■ **Exercise aim**
Take every line from the listing below that includes "será" and copy it.

■ **Data for the task**
>> Begin

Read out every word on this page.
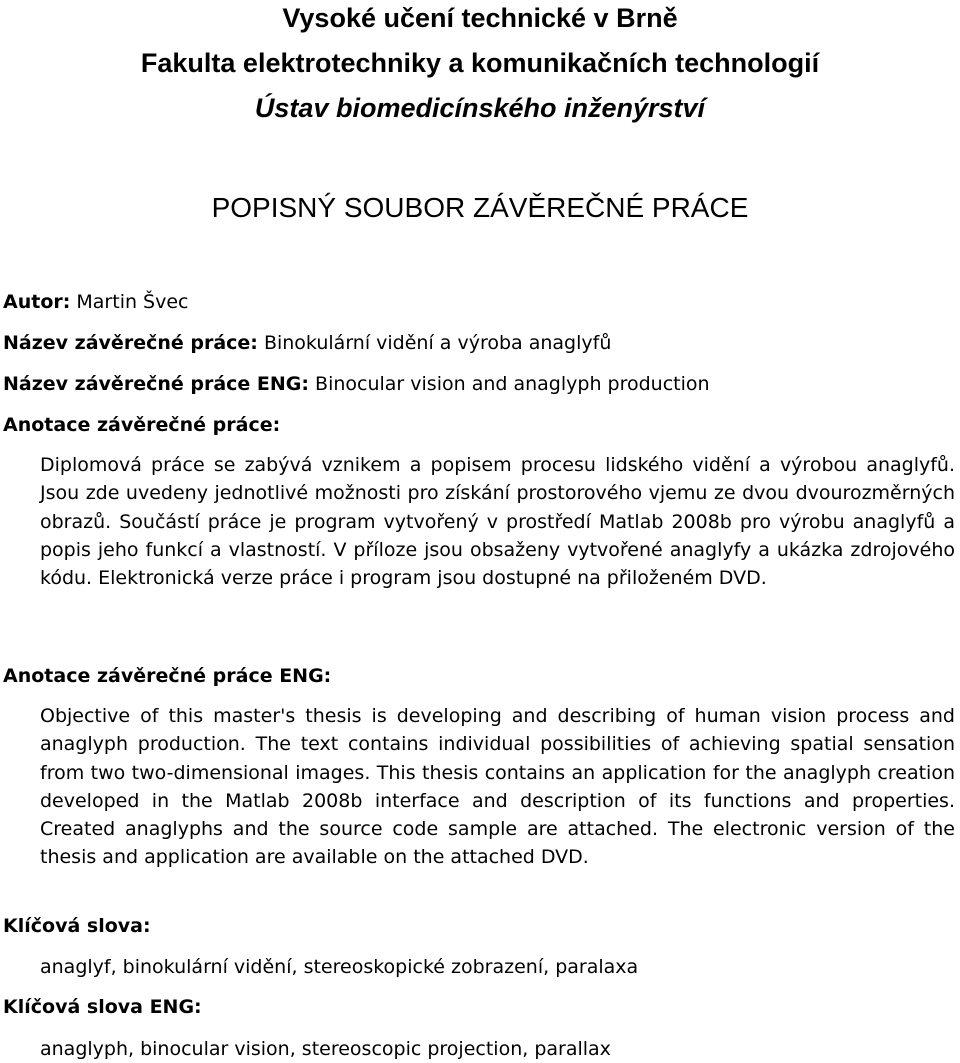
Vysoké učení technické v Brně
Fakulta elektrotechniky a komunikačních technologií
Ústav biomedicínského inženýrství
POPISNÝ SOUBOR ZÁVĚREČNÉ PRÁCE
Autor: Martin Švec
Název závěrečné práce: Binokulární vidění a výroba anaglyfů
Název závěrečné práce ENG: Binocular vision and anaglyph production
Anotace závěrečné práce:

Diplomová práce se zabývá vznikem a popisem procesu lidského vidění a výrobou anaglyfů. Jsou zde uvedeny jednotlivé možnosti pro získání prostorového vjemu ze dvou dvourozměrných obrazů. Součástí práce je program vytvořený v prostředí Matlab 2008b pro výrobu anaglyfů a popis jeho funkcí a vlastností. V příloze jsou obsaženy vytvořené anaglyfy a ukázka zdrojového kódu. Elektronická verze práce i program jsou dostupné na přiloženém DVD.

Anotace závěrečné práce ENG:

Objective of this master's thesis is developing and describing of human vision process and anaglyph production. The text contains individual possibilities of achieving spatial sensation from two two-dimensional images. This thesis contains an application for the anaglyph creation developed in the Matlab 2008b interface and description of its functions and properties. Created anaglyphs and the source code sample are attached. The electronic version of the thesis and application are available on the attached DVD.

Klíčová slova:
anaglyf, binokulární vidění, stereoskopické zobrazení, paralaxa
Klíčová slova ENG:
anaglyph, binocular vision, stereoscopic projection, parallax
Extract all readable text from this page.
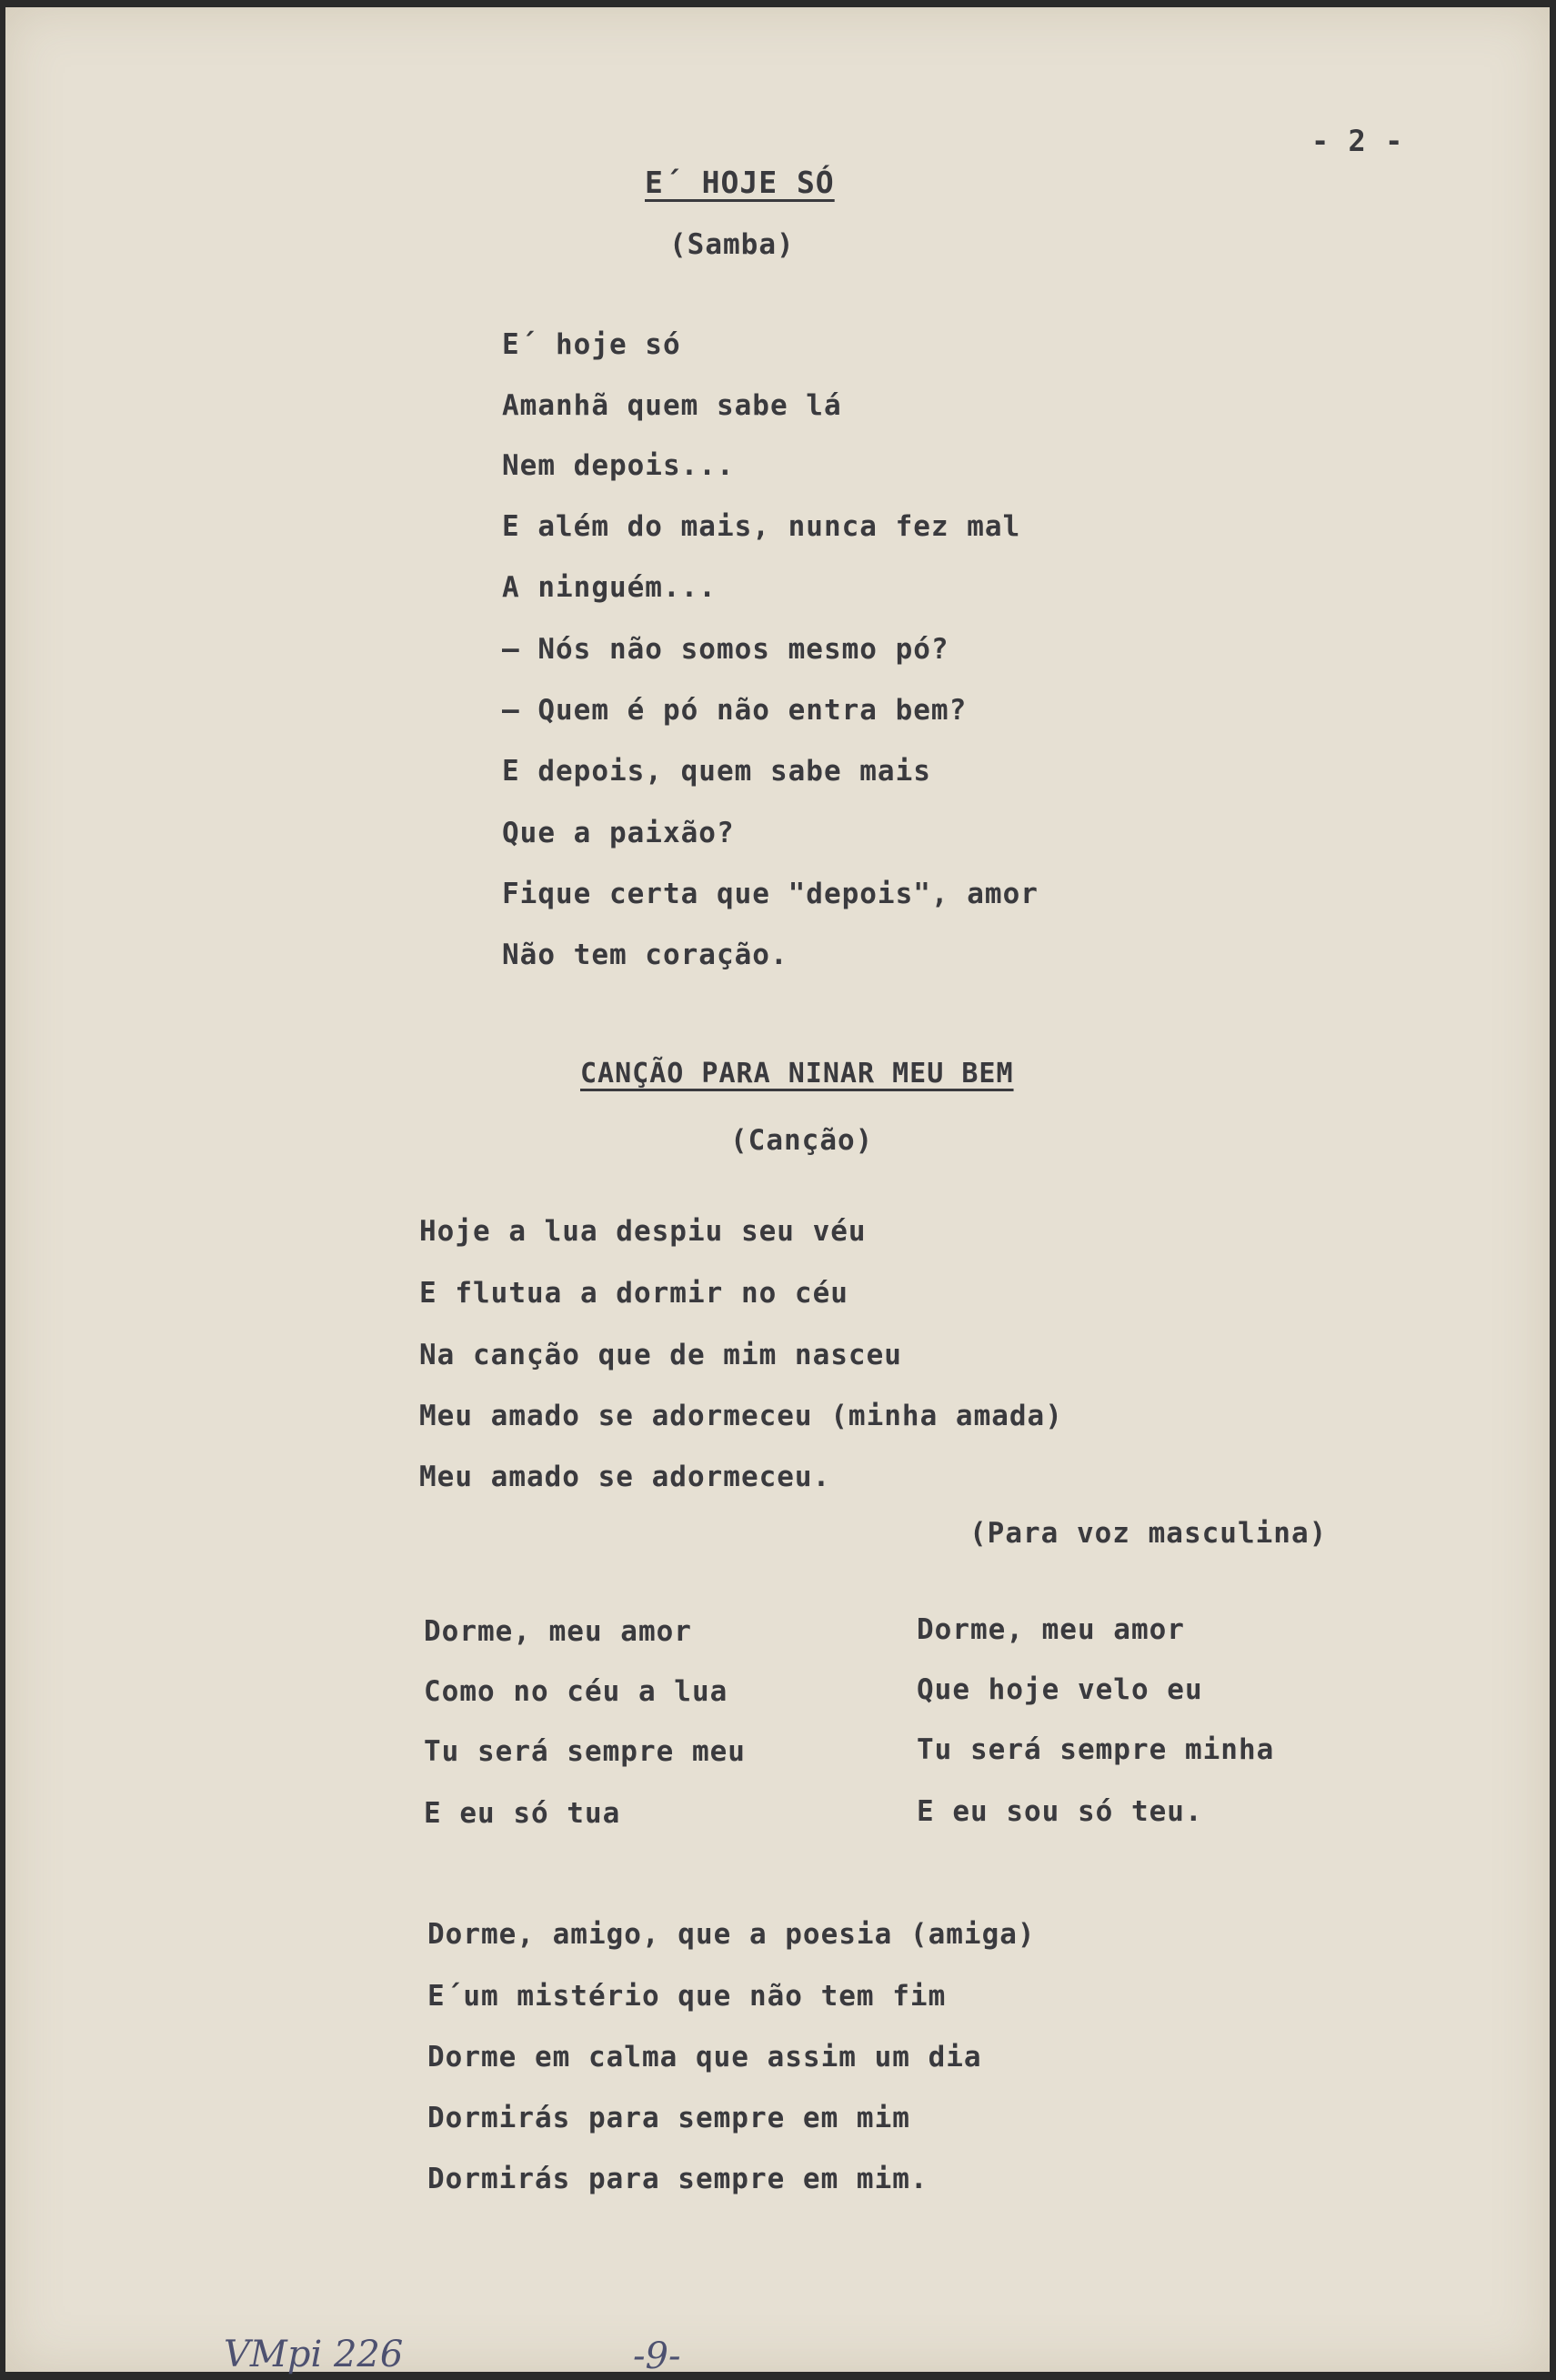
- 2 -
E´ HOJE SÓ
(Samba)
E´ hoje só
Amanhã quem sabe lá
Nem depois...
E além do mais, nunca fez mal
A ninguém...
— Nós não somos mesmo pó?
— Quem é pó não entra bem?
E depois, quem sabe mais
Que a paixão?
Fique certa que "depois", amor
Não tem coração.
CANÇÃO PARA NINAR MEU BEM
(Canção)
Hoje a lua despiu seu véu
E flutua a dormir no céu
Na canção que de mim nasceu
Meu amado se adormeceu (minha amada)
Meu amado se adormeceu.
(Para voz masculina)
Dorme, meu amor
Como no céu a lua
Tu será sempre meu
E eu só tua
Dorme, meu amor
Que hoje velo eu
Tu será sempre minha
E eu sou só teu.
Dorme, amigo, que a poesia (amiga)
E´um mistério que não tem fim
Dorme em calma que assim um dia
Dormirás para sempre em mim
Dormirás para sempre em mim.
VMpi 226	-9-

>> End
>> Begin

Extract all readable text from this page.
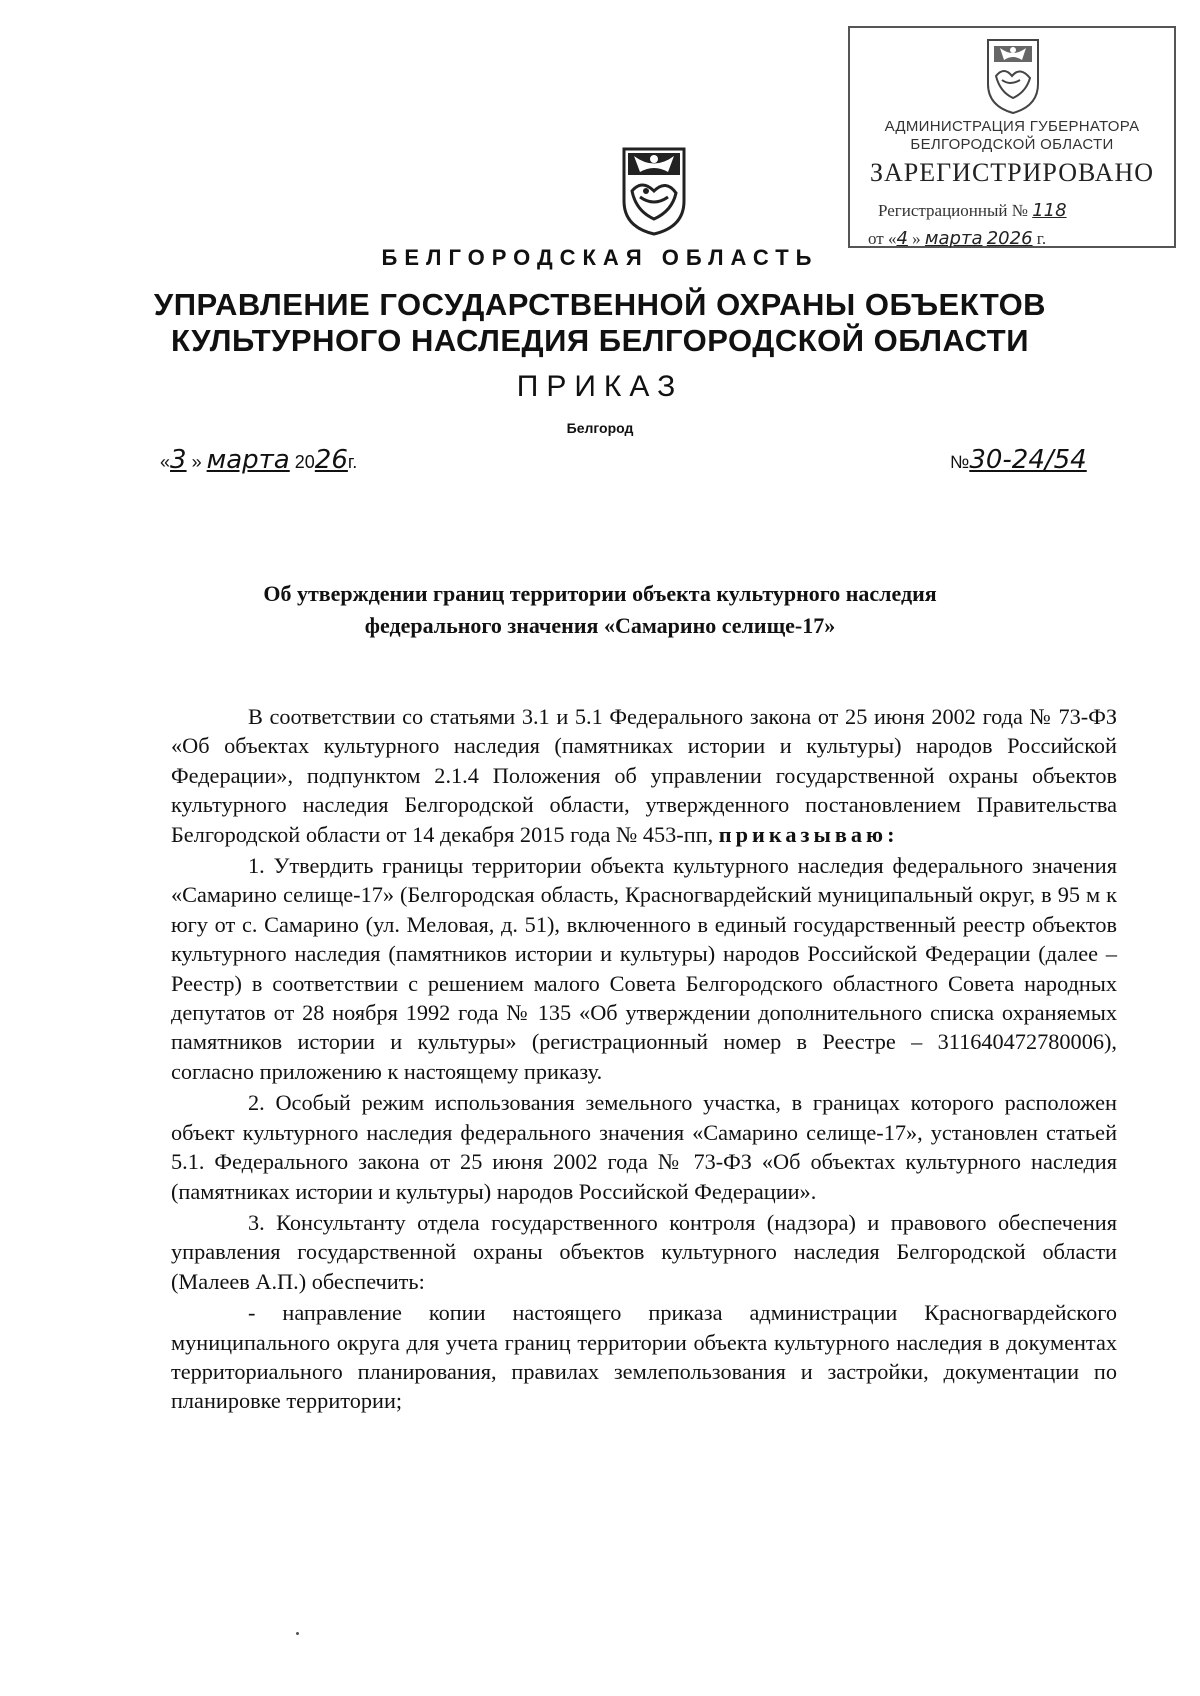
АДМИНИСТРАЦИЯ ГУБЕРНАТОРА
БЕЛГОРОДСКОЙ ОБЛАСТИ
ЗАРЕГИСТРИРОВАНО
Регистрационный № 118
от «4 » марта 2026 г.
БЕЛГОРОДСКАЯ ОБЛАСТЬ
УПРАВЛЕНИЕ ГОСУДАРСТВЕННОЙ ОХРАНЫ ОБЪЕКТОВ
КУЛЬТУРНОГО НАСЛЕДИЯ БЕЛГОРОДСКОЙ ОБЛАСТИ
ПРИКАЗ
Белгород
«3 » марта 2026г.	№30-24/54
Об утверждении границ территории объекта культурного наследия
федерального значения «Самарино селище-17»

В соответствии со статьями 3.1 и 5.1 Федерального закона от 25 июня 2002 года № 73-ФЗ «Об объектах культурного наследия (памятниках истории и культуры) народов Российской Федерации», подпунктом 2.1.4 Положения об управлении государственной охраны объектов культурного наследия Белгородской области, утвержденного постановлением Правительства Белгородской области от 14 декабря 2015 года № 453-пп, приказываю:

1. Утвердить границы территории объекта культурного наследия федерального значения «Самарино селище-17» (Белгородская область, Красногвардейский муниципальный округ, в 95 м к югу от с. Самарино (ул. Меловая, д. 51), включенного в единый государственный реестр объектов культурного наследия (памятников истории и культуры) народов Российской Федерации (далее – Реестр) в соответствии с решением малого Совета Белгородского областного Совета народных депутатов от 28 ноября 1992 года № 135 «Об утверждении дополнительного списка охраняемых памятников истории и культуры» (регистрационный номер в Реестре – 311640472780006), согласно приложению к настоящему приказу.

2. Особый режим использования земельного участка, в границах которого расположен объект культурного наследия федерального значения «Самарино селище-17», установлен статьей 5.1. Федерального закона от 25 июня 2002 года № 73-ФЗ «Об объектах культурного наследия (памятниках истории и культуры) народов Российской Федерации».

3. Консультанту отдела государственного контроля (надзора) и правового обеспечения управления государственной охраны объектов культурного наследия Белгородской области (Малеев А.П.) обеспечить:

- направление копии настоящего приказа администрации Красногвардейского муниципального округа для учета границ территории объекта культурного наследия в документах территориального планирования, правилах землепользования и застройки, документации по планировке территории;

>> End

■ **Task result**
Tu será sempre meu
Tu será sempre minha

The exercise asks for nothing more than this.